=== DATA FOR THE TASK ===

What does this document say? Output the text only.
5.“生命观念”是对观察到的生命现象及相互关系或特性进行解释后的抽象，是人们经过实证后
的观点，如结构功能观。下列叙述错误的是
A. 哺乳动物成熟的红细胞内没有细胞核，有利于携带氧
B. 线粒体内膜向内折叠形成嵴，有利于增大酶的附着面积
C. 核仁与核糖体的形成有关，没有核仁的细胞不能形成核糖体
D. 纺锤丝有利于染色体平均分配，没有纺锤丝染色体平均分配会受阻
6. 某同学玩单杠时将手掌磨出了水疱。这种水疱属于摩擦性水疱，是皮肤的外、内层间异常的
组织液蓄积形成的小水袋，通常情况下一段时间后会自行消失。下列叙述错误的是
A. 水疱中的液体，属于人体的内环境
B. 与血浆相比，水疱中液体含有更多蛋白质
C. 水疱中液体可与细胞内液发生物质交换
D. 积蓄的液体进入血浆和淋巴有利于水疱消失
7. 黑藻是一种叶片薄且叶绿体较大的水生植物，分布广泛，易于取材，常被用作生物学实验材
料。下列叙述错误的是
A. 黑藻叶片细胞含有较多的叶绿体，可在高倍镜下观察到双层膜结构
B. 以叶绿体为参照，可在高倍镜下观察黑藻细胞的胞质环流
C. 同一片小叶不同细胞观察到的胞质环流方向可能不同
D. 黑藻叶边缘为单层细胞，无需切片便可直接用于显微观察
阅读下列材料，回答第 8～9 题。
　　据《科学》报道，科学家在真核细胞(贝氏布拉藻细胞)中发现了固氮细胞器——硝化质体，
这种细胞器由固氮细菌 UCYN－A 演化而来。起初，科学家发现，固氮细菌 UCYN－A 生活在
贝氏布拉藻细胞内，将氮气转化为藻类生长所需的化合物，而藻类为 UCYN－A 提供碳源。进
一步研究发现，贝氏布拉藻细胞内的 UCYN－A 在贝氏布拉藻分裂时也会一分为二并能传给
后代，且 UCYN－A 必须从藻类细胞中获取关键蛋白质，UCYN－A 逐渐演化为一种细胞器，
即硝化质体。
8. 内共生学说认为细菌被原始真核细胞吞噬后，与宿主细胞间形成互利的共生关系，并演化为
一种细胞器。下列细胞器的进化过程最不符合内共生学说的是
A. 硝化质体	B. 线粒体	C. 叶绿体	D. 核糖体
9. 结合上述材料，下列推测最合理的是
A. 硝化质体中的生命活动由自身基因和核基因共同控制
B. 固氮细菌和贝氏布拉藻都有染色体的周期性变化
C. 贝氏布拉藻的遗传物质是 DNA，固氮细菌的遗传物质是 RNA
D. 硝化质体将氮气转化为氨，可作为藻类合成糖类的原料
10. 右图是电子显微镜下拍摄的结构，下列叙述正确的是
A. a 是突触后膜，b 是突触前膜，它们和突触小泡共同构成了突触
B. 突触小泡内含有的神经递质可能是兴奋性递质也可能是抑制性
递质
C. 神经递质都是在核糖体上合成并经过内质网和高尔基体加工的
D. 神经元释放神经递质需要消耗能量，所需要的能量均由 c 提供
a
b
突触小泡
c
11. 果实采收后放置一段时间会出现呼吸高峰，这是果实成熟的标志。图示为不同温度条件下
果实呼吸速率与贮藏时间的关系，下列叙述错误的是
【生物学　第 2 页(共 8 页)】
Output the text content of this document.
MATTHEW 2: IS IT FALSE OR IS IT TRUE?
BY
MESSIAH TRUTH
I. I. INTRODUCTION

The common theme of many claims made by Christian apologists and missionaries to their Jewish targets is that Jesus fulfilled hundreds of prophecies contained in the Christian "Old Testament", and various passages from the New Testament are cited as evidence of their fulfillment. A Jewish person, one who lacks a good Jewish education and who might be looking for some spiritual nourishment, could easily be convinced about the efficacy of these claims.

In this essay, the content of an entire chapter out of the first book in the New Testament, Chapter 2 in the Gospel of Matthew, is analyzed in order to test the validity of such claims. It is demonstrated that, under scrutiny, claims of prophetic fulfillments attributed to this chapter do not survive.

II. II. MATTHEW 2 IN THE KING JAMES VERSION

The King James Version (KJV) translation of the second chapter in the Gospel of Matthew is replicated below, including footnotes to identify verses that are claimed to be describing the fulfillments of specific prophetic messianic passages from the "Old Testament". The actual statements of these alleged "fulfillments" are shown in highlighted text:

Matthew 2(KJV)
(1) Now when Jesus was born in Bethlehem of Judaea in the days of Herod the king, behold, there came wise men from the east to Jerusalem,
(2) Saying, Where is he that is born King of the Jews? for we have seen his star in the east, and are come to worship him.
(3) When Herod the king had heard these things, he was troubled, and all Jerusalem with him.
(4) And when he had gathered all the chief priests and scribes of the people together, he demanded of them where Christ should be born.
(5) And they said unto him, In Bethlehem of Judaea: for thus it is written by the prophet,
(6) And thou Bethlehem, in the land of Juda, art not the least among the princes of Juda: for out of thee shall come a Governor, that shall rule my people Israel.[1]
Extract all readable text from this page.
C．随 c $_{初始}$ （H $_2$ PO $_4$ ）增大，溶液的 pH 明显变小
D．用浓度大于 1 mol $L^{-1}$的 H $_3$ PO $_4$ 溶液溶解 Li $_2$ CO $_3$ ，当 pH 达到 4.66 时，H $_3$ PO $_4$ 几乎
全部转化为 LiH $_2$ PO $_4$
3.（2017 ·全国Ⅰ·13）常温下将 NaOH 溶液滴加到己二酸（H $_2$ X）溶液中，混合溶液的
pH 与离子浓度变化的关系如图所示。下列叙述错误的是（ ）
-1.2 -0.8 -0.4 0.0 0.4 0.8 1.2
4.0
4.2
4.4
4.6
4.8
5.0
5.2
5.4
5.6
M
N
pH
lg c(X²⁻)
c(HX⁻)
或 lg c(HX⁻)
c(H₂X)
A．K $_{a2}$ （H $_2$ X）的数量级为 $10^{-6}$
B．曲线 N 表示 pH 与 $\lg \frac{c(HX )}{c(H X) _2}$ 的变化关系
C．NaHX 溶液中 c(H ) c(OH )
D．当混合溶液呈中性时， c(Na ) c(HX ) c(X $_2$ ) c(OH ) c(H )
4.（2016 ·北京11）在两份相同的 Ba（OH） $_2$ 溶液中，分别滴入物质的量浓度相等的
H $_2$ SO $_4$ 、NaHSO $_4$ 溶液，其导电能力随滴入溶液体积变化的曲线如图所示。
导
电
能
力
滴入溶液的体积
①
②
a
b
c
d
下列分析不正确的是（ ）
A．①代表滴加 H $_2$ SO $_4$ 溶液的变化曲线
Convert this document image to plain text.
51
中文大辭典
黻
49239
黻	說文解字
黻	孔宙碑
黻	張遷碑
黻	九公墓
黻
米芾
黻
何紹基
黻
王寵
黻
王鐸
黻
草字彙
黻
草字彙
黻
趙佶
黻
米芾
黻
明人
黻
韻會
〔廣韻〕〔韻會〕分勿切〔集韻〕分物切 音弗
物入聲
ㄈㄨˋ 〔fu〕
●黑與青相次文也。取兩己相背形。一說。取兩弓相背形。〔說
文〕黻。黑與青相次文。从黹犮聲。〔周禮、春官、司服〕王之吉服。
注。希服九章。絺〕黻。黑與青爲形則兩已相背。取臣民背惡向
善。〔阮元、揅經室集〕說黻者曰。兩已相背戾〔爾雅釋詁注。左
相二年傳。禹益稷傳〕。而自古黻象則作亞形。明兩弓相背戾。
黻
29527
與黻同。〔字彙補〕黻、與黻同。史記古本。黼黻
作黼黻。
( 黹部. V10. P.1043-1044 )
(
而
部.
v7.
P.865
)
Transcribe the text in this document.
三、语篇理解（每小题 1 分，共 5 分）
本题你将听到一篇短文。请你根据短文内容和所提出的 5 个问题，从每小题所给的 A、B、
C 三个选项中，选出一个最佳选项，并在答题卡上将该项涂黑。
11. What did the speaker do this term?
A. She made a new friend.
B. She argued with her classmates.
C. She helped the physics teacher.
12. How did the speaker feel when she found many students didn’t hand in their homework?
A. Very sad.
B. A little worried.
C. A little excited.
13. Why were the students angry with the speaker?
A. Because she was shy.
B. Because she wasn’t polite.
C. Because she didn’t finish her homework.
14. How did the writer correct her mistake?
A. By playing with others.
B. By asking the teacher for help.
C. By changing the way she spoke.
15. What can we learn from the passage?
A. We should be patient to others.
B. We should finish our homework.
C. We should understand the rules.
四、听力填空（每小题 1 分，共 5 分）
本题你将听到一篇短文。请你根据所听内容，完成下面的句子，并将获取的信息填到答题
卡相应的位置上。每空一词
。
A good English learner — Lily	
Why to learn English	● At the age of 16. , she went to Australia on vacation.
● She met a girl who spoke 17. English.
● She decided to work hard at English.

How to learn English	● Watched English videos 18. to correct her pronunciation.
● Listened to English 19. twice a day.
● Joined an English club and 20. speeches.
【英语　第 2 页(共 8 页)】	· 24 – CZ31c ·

===

SET PROBLEM: Beginning at the line that holds "Convert this document image to plain text.", write out word for word each line through the end of the records.

RESPONSE TO THIS EXERCISE:
Convert this document image to plain text.
51
中文大辭典
黻
49239
黻	說文解字
黻	孔宙碑
黻	張遷碑
黻	九公墓
黻
米芾
黻
何紹基
黻
王寵
黻
王鐸
黻
草字彙
黻
草字彙
黻
趙佶
黻
米芾
黻
明人
黻
韻會
〔廣韻〕〔韻會〕分勿切〔集韻〕分物切 音弗
物入聲
ㄈㄨˋ 〔fu〕
●黑與青相次文也。取兩己相背形。一說。取兩弓相背形。〔說
文〕黻。黑與青相次文。从黹犮聲。〔周禮、春官、司服〕王之吉服。
注。希服九章。絺〕黻。黑與青爲形則兩已相背。取臣民背惡向
善。〔阮元、揅經室集〕說黻者曰。兩已相背戾〔爾雅釋詁注。左
相二年傳。禹益稷傳〕。而自古黻象則作亞形。明兩弓相背戾。
黻
29527
與黻同。〔字彙補〕黻、與黻同。史記古本。黼黻
作黼黻。
( 黹部. V10. P.1043-1044 )
(
而
部.
v7.
P.865
)
Transcribe the text in this document.
三、语篇理解（每小题 1 分，共 5 分）
本题你将听到一篇短文。请你根据短文内容和所提出的 5 个问题，从每小题所给的 A、B、
C 三个选项中，选出一个最佳选项，并在答题卡上将该项涂黑。
11. What did the speaker do this term?
A. She made a new friend.
B. She argued with her classmates.
C. She helped the physics teacher.
12. How did the speaker feel when she found many students didn’t hand in their homework?
A. Very sad.
B. A little worried.
C. A little excited.
13. Why were the students angry with the speaker?
A. Because she was shy.
B. Because she wasn’t polite.
C. Because she didn’t finish her homework.
14. How did the writer correct her mistake?
A. By playing with others.
B. By asking the teacher for help.
C. By changing the way she spoke.
15. What can we learn from the passage?
A. We should be patient to others.
B. We should finish our homework.
C. We should understand the rules.
四、听力填空（每小题 1 分，共 5 分）
本题你将听到一篇短文。请你根据所听内容，完成下面的句子，并将获取的信息填到答题
卡相应的位置上。每空一词
。
A good English learner — Lily	
Why to learn English	● At the age of 16. , she went to Australia on vacation.
● She met a girl who spoke 17. English.
● She decided to work hard at English.

How to learn English	● Watched English videos 18. to correct her pronunciation.
● Listened to English 19. twice a day.
● Joined an English club and 20. speeches.
【英语　第 2 页(共 8 页)】	· 24 – CZ31c ·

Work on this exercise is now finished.